Aim. All entries below are to be set down again, identical to the source.

Given records.
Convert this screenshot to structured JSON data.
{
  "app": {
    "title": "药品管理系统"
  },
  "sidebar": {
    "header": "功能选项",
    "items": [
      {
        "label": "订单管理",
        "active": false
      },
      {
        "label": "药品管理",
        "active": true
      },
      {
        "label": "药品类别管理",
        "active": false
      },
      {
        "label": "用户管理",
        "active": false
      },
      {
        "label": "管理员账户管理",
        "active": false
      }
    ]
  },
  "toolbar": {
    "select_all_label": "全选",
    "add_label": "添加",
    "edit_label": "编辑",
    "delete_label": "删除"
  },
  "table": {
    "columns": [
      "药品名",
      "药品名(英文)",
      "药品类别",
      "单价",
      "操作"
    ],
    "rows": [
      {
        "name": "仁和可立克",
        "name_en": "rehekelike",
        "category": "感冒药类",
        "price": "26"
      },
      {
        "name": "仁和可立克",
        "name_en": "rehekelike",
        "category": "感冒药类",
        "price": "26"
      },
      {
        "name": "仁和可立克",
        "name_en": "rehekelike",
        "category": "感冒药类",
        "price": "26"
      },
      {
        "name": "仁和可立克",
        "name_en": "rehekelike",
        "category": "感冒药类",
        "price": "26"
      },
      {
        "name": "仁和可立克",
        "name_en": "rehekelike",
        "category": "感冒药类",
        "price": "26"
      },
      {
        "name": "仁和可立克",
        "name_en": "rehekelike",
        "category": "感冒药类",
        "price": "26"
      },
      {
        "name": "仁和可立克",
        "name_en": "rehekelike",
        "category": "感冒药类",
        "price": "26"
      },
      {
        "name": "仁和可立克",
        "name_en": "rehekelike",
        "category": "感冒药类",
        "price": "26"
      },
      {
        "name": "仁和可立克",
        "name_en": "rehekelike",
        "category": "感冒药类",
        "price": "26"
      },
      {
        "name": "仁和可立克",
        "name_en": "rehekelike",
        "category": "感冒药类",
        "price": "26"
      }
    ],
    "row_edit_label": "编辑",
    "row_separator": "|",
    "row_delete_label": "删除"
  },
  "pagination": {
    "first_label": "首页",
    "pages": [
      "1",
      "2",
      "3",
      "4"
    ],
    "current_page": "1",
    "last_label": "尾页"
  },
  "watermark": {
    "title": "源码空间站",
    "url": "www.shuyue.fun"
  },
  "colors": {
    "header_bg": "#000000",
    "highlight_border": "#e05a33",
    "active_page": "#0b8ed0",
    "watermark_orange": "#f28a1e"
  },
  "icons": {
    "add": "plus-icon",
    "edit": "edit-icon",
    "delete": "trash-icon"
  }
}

Response to the exercise.
Convert this screenshot to structured JSON data.
{
  "app": {
    "title": "药品管理系统"
  },
  "sidebar": {
    "header": "功能选项",
    "items": [
      {
        "label": "订单管理",
        "active": false
      },
      {
        "label": "药品管理",
        "active": true
      },
      {
        "label": "药品类别管理",
        "active": false
      },
      {
        "label": "用户管理",
        "active": false
      },
      {
        "label": "管理员账户管理",
        "active": false
      }
    ]
  },
  "toolbar": {
    "select_all_label": "全选",
    "add_label": "添加",
    "edit_label": "编辑",
    "delete_label": "删除"
  },
  "table": {
    "columns": [
      "药品名",
      "药品名(英文)",
      "药品类别",
      "单价",
      "操作"
    ],
    "rows": [
      {
        "name": "仁和可立克",
        "name_en": "rehekelike",
        "category": "感冒药类",
        "price": "26"
      },
      {
        "name": "仁和可立克",
        "name_en": "rehekelike",
        "category": "感冒药类",
        "price": "26"
      },
      {
        "name": "仁和可立克",
        "name_en": "rehekelike",
        "category": "感冒药类",
        "price": "26"
      },
      {
        "name": "仁和可立克",
        "name_en": "rehekelike",
        "category": "感冒药类",
        "price": "26"
      },
      {
        "name": "仁和可立克",
        "name_en": "rehekelike",
        "category": "感冒药类",
        "price": "26"
      },
      {
        "name": "仁和可立克",
        "name_en": "rehekelike",
        "category": "感冒药类",
        "price": "26"
      },
      {
        "name": "仁和可立克",
        "name_en": "rehekelike",
        "category": "感冒药类",
        "price": "26"
      },
      {
        "name": "仁和可立克",
        "name_en": "rehekelike",
        "category": "感冒药类",
        "price": "26"
      },
      {
        "name": "仁和可立克",
        "name_en": "rehekelike",
        "category": "感冒药类",
        "price": "26"
      },
      {
        "name": "仁和可立克",
        "name_en": "rehekelike",
        "category": "感冒药类",
        "price": "26"
      }
    ],
    "row_edit_label": "编辑",
    "row_separator": "|",
    "row_delete_label": "删除"
  },
  "pagination": {
    "first_label": "首页",
    "pages": [
      "1",
      "2",
      "3",
      "4"
    ],
    "current_page": "1",
    "last_label": "尾页"
  },
  "watermark": {
    "title": "源码空间站",
    "url": "www.shuyue.fun"
  },
  "colors": {
    "header_bg": "#000000",
    "highlight_border": "#e05a33",
    "active_page": "#0b8ed0",
    "watermark_orange": "#f28a1e"
  },
  "icons": {
    "add": "plus-icon",
    "edit": "edit-icon",
    "delete": "trash-icon"
  }
}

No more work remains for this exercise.